++++ Information supplied
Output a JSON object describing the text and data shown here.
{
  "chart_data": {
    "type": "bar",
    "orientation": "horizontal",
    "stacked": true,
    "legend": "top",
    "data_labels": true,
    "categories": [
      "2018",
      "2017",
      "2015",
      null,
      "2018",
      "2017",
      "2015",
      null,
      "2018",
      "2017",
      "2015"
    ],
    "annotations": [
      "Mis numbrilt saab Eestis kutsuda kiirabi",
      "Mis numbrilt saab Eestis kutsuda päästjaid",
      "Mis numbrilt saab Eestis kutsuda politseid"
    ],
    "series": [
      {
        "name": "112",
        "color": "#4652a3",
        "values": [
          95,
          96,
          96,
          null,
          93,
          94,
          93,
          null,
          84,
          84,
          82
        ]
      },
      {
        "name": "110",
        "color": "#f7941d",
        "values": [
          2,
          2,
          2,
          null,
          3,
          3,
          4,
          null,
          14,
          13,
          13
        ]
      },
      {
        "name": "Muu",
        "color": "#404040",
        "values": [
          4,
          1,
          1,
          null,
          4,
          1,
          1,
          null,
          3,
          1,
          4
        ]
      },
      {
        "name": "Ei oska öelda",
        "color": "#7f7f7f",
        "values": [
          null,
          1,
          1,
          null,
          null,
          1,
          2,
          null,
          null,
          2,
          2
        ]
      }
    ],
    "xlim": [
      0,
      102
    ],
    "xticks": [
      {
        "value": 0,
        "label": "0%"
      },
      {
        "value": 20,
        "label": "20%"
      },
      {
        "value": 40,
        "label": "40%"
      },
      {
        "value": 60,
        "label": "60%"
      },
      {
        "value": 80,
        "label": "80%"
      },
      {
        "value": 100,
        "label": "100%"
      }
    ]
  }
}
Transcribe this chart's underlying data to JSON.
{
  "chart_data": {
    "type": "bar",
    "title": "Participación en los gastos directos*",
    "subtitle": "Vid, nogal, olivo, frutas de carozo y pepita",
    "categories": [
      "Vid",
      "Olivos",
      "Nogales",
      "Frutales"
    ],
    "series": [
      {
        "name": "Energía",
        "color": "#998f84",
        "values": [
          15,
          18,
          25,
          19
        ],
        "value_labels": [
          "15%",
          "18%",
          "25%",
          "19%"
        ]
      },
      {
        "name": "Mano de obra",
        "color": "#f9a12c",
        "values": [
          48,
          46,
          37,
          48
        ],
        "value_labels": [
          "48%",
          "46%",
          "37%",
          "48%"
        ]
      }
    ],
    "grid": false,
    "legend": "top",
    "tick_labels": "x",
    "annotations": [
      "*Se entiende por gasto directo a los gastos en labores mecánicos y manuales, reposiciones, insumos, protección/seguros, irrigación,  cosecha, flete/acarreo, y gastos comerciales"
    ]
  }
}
++++++++
++++ Information supplied
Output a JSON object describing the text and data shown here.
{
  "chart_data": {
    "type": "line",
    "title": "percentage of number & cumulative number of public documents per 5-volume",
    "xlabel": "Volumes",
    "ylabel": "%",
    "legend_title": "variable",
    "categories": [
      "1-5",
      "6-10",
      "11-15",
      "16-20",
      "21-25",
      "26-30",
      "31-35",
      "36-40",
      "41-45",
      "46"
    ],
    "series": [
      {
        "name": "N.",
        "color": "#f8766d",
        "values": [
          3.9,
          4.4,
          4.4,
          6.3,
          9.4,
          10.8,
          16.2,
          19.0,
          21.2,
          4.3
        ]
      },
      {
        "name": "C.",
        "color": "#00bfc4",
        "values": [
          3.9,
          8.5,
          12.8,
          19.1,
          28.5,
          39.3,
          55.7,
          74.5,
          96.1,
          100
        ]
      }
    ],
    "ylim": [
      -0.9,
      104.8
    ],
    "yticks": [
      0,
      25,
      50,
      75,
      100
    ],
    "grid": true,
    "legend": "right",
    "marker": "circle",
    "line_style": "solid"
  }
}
++++++++
++++ Information supplied
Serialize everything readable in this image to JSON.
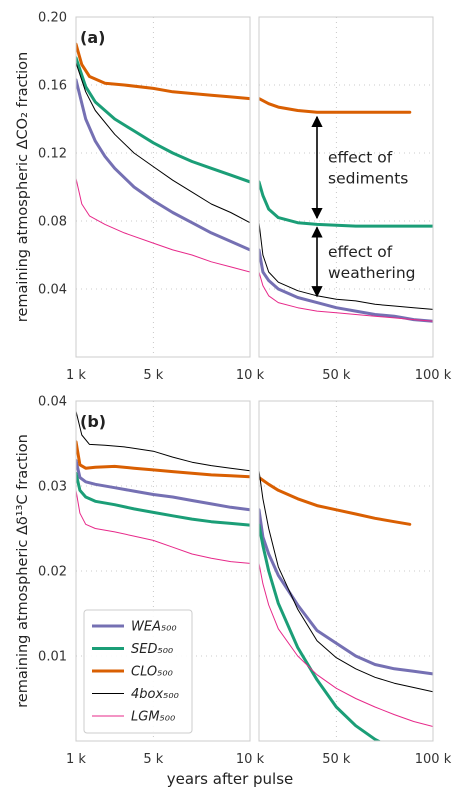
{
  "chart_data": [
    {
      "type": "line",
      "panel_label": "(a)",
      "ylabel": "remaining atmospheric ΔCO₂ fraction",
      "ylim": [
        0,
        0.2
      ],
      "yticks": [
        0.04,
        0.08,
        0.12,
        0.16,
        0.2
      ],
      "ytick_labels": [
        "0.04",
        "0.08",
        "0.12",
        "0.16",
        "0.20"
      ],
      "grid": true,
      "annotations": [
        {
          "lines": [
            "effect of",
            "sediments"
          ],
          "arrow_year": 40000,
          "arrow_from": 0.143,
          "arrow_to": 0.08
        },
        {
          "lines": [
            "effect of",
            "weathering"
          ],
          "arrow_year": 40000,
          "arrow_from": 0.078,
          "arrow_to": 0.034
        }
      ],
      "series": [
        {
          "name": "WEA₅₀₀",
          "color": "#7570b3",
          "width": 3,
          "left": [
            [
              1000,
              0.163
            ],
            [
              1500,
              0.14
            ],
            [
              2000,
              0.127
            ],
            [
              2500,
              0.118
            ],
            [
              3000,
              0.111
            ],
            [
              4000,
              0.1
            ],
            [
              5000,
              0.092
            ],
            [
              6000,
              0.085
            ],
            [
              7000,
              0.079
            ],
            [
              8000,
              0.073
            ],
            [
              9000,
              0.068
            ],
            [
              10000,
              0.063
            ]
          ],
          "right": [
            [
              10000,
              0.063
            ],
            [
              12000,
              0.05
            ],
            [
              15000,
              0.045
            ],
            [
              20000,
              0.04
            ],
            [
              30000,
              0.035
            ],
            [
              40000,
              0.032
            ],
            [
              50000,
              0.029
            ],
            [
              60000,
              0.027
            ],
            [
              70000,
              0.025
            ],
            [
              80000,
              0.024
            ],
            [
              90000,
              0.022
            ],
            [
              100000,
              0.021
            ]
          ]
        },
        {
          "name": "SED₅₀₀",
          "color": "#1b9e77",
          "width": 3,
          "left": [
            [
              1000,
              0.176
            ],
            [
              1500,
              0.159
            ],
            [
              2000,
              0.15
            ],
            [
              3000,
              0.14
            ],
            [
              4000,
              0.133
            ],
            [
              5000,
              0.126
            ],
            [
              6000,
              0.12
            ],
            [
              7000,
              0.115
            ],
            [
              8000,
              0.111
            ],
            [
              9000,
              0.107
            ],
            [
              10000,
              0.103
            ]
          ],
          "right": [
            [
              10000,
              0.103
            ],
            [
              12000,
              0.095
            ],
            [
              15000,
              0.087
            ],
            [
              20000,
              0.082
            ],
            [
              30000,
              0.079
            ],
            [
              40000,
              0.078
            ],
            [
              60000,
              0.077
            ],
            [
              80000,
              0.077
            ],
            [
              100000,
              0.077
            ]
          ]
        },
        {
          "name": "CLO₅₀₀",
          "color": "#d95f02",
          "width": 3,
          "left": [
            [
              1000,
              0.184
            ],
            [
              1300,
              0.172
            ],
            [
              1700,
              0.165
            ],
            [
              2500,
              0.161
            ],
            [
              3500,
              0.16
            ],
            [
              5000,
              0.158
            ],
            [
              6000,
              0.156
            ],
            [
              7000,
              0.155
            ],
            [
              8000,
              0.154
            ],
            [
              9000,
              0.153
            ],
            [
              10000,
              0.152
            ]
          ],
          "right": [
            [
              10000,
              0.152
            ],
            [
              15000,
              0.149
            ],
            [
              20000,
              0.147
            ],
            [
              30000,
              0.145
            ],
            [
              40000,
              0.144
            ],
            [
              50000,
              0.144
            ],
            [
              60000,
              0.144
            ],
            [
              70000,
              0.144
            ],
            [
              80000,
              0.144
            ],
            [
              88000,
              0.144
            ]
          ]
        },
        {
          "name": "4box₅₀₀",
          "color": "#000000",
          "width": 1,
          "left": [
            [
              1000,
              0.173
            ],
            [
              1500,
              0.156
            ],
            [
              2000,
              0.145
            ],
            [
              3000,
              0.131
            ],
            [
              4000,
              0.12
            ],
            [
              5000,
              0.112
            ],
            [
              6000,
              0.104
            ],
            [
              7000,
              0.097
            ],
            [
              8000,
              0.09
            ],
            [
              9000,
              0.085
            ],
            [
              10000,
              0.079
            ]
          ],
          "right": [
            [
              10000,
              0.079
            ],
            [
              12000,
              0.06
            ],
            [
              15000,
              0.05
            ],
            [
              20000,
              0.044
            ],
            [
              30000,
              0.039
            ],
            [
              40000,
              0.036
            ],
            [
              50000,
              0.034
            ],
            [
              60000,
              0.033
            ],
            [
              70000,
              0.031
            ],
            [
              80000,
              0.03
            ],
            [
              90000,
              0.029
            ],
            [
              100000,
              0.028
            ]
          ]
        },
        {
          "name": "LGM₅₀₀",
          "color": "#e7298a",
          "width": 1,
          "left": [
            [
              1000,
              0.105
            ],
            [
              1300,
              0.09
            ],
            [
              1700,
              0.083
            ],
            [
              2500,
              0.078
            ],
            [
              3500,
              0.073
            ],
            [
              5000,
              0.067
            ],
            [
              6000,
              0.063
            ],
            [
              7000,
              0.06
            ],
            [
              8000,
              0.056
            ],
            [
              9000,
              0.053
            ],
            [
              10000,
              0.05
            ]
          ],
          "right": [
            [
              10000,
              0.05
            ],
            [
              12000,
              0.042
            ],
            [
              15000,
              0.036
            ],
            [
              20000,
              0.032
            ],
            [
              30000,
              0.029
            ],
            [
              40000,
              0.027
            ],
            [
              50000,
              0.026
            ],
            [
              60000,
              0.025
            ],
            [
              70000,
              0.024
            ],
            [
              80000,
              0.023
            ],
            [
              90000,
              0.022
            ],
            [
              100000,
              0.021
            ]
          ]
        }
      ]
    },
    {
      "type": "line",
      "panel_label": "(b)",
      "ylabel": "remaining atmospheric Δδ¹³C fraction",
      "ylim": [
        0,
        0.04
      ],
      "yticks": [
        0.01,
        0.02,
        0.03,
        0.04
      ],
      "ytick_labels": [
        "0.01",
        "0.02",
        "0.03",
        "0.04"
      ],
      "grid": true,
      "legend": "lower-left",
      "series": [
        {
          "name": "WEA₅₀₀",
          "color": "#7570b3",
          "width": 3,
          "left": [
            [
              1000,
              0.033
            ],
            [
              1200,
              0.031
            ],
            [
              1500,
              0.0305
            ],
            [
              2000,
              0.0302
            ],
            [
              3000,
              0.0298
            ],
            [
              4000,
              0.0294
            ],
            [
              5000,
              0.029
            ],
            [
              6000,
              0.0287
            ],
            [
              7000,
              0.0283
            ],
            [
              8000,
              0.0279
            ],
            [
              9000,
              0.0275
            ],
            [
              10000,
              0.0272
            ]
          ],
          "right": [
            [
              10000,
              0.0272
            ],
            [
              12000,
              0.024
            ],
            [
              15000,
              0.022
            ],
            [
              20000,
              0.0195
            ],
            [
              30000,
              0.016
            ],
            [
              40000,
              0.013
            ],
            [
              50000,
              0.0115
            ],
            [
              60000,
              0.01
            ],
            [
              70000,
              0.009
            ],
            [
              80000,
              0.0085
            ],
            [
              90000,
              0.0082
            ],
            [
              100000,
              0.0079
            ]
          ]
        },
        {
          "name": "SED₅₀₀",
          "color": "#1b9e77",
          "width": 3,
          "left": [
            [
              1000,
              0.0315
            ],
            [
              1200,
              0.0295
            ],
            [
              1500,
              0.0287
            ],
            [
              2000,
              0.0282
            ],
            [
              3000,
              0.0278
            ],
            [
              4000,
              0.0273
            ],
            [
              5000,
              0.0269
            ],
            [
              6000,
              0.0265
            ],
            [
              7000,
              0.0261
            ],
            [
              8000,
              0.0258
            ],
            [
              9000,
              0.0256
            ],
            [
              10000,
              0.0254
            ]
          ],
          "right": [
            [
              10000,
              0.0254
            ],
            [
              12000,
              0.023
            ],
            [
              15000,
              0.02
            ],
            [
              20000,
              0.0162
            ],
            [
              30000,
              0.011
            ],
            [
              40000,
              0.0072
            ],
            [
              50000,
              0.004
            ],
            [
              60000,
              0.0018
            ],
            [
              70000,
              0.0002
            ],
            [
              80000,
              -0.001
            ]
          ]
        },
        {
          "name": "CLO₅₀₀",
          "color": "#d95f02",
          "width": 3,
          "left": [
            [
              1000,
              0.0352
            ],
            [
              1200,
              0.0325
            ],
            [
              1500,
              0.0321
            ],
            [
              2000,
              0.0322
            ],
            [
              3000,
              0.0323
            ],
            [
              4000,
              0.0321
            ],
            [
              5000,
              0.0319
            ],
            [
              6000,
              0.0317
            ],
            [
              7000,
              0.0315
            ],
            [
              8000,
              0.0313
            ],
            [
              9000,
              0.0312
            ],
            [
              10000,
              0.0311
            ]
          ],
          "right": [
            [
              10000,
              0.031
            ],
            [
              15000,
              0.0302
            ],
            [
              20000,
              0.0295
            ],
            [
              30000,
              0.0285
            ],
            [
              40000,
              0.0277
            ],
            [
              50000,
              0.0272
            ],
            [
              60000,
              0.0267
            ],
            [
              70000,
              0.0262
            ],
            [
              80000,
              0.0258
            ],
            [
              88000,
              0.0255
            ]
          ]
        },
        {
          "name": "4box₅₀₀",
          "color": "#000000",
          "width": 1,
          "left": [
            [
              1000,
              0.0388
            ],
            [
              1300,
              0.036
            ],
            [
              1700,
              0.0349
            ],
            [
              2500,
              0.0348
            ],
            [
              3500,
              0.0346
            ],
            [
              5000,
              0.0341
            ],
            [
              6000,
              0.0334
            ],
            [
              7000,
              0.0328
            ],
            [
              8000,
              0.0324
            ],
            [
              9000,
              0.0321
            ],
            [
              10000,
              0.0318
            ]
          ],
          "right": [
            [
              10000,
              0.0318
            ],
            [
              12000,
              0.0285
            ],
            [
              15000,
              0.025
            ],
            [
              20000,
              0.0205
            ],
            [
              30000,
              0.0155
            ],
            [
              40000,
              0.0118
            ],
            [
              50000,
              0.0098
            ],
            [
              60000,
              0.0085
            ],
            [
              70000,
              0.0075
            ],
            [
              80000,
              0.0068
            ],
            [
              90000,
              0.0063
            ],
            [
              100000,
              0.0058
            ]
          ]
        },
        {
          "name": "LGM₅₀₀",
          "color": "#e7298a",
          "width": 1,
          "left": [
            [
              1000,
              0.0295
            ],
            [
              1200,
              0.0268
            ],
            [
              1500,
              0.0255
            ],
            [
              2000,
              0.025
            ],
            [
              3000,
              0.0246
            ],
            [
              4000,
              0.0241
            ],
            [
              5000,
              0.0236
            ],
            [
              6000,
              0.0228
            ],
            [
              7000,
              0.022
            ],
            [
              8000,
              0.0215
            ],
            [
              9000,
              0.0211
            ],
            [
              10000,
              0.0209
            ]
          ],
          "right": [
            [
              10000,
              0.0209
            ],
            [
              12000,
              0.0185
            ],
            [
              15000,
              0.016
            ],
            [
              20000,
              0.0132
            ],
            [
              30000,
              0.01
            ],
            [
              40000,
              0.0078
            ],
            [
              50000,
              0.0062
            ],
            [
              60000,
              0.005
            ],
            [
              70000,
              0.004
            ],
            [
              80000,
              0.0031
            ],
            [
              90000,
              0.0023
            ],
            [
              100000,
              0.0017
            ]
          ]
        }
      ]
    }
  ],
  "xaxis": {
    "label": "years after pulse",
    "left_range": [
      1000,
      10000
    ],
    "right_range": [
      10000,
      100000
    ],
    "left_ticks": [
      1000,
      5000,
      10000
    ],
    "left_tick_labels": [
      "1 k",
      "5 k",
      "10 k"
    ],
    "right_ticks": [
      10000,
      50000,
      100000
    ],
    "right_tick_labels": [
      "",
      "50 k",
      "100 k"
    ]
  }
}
++++++++
» Work instructions
Using the entries above, tally how many lines have the word "atmospheric" in them; write the number and nothing more.

» Reply to the exercise
2